■ YOUR GOAL
Write out the material exactly, leaving every picture behind.

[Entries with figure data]
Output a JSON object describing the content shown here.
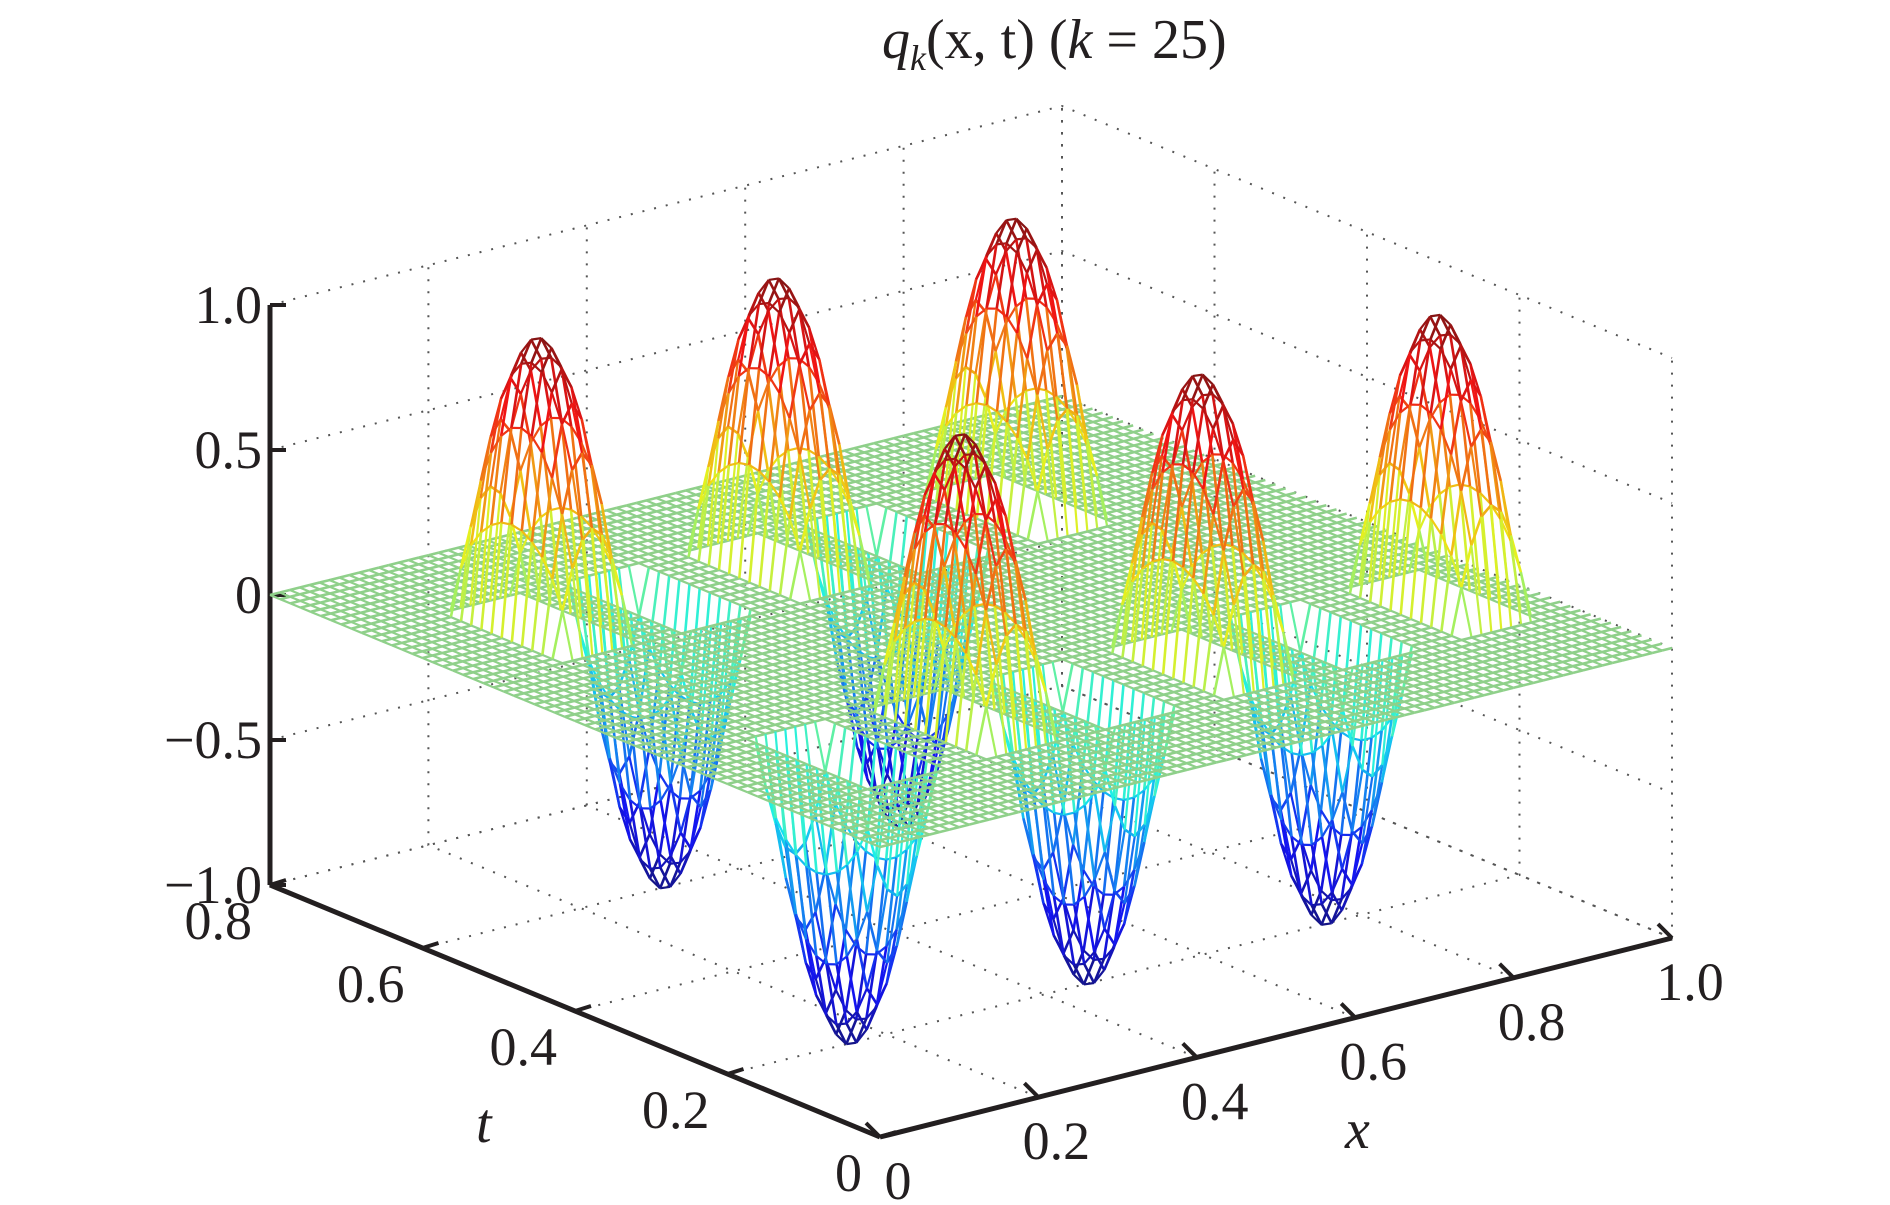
{
  "chart_data": {
    "type": "surface",
    "title": {
      "func": "q",
      "sub": "k",
      "args": "(x, t) (",
      "k_var": "k",
      "k_eq": " = 25)"
    },
    "xlabel": "x",
    "ylabel": "t",
    "zlabel": "",
    "xlim": [
      0,
      1.0
    ],
    "ylim": [
      0,
      0.8
    ],
    "zlim": [
      -1.0,
      1.0
    ],
    "xticks": [
      "0",
      "0.2",
      "0.4",
      "0.6",
      "0.8",
      "1.0"
    ],
    "yticks": [
      "0",
      "0.2",
      "0.4",
      "0.6",
      "0.8"
    ],
    "zticks": [
      "−1.0",
      "−0.5",
      "0",
      "0.5",
      "1.0"
    ],
    "grid": true,
    "colormap": "jet",
    "mesh_base_color": "#8fd08a",
    "k": 25,
    "t_bands": [
      {
        "t_center": 0.2,
        "x_peaks": [
          0.3,
          0.6,
          0.9
        ],
        "x_troughs": [
          0.15,
          0.45,
          0.75
        ]
      },
      {
        "t_center": 0.6,
        "x_peaks": [
          0.15,
          0.45,
          0.75
        ],
        "x_troughs": [
          0.3,
          0.6
        ]
      }
    ],
    "peak_value": 1.0,
    "trough_value": -1.0
  }
}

■ OUTPUT OF THE EXERCISE
Output a JSON object describing the content shown here.
{
  "chart_data": {
    "type": "surface",
    "title": {
      "func": "q",
      "sub": "k",
      "args": "(x, t) (",
      "k_var": "k",
      "k_eq": " = 25)"
    },
    "xlabel": "x",
    "ylabel": "t",
    "zlabel": "",
    "xlim": [
      0,
      1.0
    ],
    "ylim": [
      0,
      0.8
    ],
    "zlim": [
      -1.0,
      1.0
    ],
    "xticks": [
      "0",
      "0.2",
      "0.4",
      "0.6",
      "0.8",
      "1.0"
    ],
    "yticks": [
      "0",
      "0.2",
      "0.4",
      "0.6",
      "0.8"
    ],
    "zticks": [
      "−1.0",
      "−0.5",
      "0",
      "0.5",
      "1.0"
    ],
    "grid": true,
    "colormap": "jet",
    "mesh_base_color": "#8fd08a",
    "k": 25,
    "t_bands": [
      {
        "t_center": 0.2,
        "x_peaks": [
          0.3,
          0.6,
          0.9
        ],
        "x_troughs": [
          0.15,
          0.45,
          0.75
        ]
      },
      {
        "t_center": 0.6,
        "x_peaks": [
          0.15,
          0.45,
          0.75
        ],
        "x_troughs": [
          0.3,
          0.6
        ]
      }
    ],
    "peak_value": 1.0,
    "trough_value": -1.0
  }
}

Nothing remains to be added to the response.